**Given task**
Only the lines holding the string "beta" are needed. Copy each one.

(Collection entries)
# # # #
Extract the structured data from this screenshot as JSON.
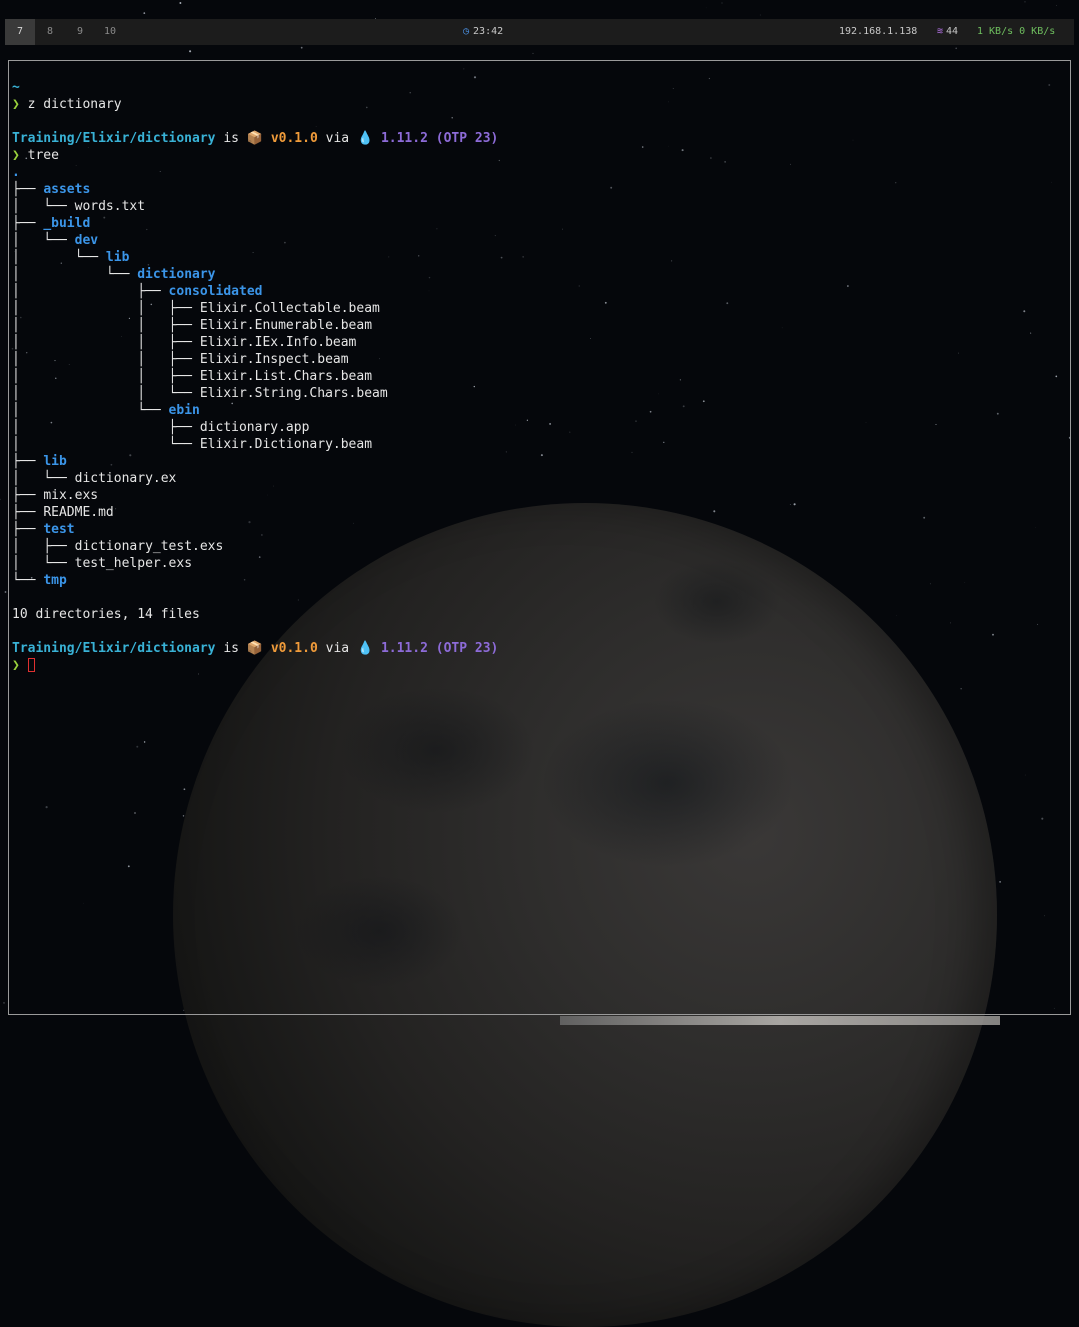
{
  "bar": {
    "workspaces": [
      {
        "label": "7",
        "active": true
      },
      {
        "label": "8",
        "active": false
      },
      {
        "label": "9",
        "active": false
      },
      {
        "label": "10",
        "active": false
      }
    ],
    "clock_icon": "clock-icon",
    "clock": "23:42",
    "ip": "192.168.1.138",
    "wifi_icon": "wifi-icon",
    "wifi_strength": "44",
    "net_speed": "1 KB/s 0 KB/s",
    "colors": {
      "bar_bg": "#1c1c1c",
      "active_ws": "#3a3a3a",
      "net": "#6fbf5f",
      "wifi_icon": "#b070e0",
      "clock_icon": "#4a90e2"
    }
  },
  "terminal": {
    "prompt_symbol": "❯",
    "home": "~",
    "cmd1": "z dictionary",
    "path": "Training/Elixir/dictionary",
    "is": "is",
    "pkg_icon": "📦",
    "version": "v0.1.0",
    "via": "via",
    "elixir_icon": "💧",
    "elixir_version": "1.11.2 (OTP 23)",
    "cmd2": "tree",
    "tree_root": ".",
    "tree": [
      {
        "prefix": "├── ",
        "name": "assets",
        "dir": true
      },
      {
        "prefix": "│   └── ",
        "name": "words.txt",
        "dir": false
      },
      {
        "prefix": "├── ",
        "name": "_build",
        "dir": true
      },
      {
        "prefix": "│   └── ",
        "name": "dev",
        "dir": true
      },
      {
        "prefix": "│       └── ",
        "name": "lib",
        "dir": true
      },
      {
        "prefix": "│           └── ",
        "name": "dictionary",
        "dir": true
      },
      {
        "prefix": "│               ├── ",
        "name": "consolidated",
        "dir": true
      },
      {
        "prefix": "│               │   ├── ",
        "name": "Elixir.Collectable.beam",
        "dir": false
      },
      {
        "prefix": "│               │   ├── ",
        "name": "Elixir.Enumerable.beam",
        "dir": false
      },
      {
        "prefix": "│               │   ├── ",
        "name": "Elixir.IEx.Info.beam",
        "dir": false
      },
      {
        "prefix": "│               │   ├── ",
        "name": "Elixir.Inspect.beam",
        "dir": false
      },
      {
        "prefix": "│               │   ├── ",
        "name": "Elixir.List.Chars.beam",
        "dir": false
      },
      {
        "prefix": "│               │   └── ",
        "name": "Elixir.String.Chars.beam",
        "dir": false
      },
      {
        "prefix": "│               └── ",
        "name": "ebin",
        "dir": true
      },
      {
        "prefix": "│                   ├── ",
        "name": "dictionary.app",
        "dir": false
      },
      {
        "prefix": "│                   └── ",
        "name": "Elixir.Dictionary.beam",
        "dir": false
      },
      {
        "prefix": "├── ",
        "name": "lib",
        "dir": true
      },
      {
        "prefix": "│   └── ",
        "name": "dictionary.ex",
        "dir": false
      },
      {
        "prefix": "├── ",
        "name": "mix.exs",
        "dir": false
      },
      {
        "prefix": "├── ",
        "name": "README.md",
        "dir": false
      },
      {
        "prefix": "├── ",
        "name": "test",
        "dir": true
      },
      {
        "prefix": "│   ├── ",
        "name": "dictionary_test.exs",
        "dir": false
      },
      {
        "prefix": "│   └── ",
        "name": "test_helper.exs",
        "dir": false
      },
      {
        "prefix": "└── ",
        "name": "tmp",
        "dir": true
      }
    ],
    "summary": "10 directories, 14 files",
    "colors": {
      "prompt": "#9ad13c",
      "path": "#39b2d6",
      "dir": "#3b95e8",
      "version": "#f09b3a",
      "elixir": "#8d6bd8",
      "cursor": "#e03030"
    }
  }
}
# # # #
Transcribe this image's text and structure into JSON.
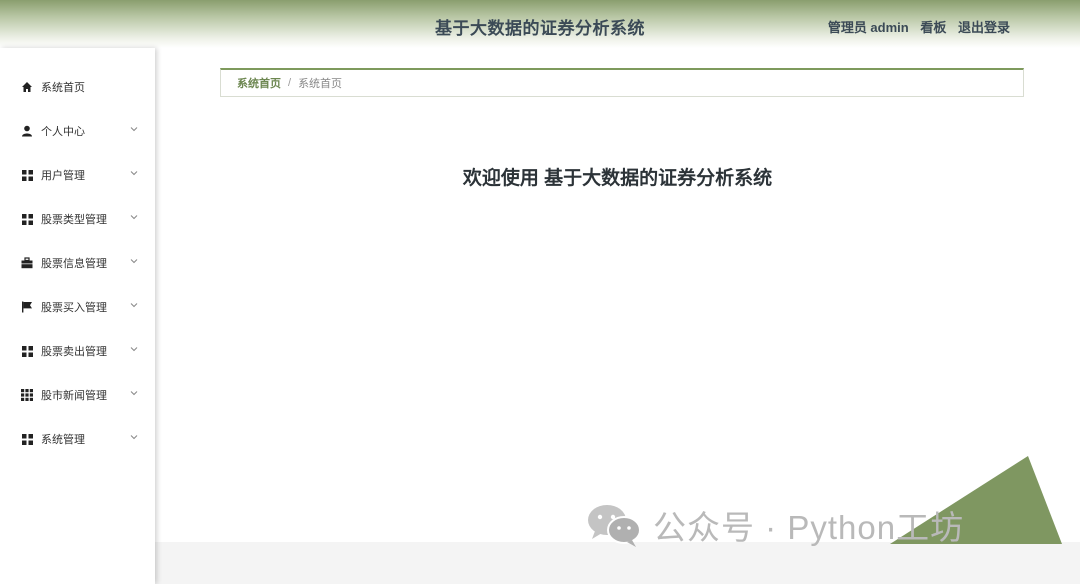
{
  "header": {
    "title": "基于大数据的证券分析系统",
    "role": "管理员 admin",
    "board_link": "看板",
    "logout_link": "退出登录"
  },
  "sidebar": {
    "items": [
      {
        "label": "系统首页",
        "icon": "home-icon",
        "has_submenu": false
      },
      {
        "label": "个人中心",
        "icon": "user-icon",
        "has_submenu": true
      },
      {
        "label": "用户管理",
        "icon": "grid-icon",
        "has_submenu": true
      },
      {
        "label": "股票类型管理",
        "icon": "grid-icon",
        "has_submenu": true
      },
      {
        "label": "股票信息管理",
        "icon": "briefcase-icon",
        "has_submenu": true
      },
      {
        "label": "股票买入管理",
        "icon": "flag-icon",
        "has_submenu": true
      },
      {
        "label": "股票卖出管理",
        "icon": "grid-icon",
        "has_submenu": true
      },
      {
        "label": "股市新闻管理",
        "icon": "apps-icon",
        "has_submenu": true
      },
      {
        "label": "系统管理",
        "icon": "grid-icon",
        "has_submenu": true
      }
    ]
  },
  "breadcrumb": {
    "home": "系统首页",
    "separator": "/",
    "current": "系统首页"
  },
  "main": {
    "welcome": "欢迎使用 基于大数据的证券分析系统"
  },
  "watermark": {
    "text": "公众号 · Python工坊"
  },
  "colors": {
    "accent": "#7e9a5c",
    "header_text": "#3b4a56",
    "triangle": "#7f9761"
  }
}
# # # #
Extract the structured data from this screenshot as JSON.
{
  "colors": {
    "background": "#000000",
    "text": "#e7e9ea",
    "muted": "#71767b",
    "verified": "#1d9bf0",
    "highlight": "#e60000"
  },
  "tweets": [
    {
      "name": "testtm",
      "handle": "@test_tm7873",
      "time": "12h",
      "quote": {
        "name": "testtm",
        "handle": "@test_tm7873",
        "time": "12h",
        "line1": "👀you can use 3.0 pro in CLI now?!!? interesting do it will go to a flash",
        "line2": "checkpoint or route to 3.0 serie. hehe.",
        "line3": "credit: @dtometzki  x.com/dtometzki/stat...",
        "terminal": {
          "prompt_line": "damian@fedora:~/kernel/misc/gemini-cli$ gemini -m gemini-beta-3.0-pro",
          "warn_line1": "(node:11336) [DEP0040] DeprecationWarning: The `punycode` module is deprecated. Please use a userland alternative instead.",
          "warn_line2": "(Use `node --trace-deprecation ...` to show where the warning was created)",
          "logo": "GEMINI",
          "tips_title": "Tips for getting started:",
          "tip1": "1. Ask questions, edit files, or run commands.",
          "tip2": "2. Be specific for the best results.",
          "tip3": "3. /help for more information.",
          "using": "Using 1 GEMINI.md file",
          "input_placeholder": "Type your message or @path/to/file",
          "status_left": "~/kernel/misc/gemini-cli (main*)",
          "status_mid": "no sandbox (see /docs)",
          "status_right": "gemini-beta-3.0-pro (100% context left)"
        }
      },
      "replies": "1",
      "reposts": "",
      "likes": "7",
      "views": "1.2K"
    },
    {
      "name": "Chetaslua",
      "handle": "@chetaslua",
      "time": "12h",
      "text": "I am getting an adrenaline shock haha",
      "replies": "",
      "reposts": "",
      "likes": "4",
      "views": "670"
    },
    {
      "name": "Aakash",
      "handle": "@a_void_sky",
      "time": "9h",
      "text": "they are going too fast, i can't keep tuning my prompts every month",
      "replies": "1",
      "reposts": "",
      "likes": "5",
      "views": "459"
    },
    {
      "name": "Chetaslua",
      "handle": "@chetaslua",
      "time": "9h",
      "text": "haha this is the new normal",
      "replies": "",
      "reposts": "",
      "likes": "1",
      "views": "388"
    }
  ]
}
# # # #
**Exercise response**
          "prompt_line": "damian@fedora:~/kernel/misc/gemini-cli$ gemini -m gemini-beta-3.0-pro",
          "status_right": "gemini-beta-3.0-pro (100% context left)"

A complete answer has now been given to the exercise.